* _What is required_
Show every line where "color" occurs.

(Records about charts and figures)

* Start *

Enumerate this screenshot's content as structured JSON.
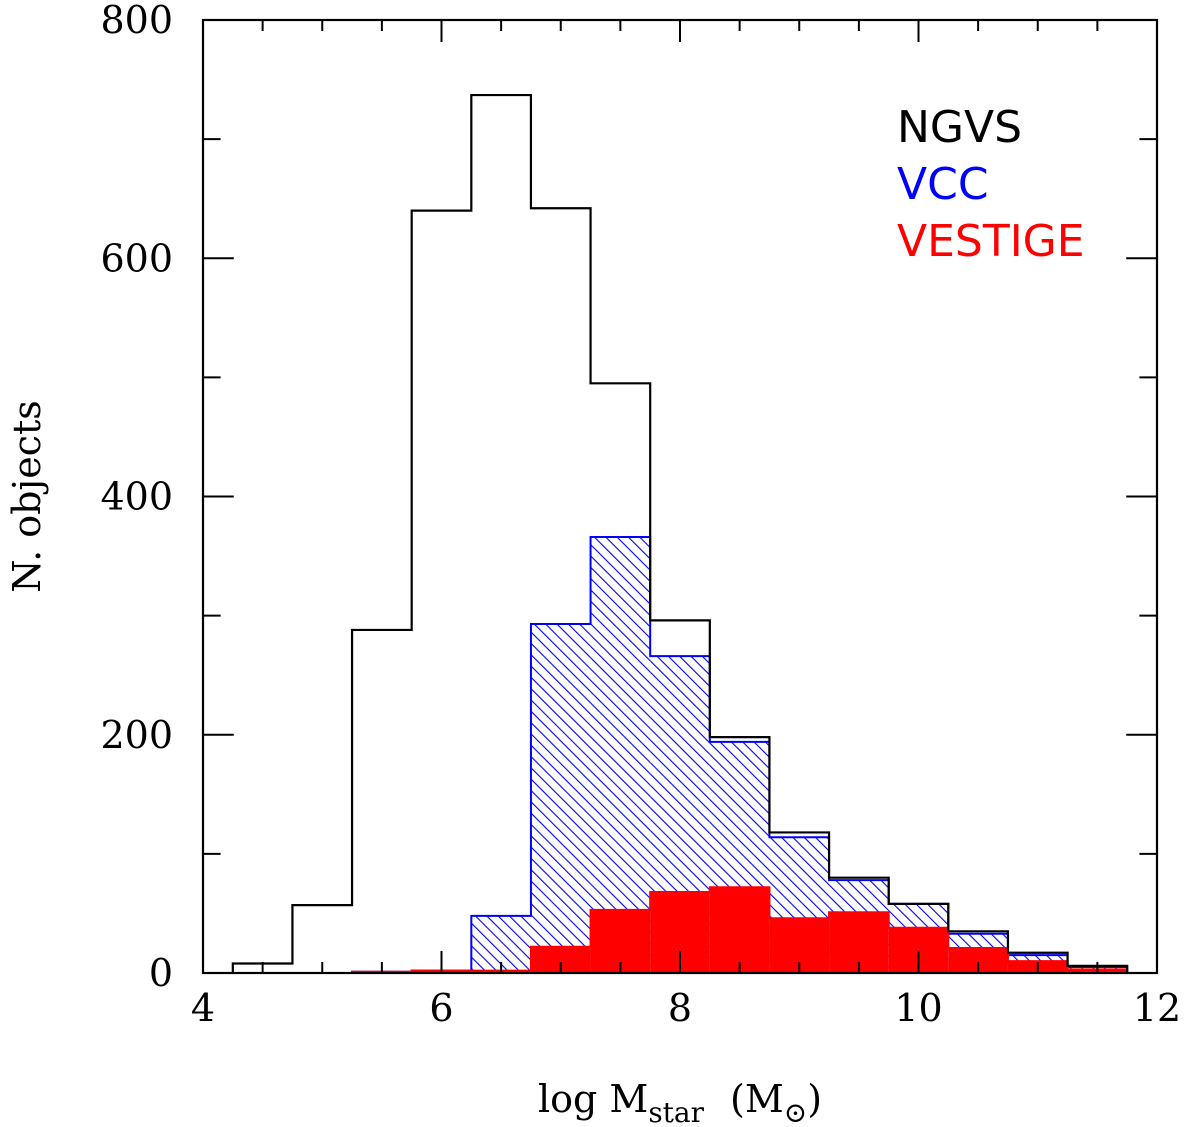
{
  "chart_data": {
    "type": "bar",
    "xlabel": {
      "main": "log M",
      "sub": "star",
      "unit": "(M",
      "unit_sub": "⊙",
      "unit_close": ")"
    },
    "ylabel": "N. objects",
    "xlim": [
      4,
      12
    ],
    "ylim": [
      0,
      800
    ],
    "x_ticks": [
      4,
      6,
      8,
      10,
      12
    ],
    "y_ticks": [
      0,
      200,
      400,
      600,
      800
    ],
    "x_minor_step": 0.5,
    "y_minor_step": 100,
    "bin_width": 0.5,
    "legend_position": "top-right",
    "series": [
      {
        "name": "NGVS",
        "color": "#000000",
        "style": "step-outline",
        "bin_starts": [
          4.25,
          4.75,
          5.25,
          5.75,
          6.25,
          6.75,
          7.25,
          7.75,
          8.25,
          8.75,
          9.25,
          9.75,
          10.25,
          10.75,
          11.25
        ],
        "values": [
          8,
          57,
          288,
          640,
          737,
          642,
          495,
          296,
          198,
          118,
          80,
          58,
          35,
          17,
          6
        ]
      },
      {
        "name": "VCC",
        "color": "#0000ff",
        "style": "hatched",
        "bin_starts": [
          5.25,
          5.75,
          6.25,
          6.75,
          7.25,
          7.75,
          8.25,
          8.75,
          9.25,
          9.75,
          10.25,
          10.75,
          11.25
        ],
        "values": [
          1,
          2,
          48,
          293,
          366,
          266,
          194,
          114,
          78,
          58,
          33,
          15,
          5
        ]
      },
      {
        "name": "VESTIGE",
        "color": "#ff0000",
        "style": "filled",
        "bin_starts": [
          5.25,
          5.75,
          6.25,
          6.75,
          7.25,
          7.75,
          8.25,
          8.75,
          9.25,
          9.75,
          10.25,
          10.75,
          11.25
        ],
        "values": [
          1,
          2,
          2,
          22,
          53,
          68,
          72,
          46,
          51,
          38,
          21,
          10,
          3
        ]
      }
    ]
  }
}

* End *

* _Correct answer_
        "color": "#000000",
        "color": "#0000ff",
        "color": "#ff0000",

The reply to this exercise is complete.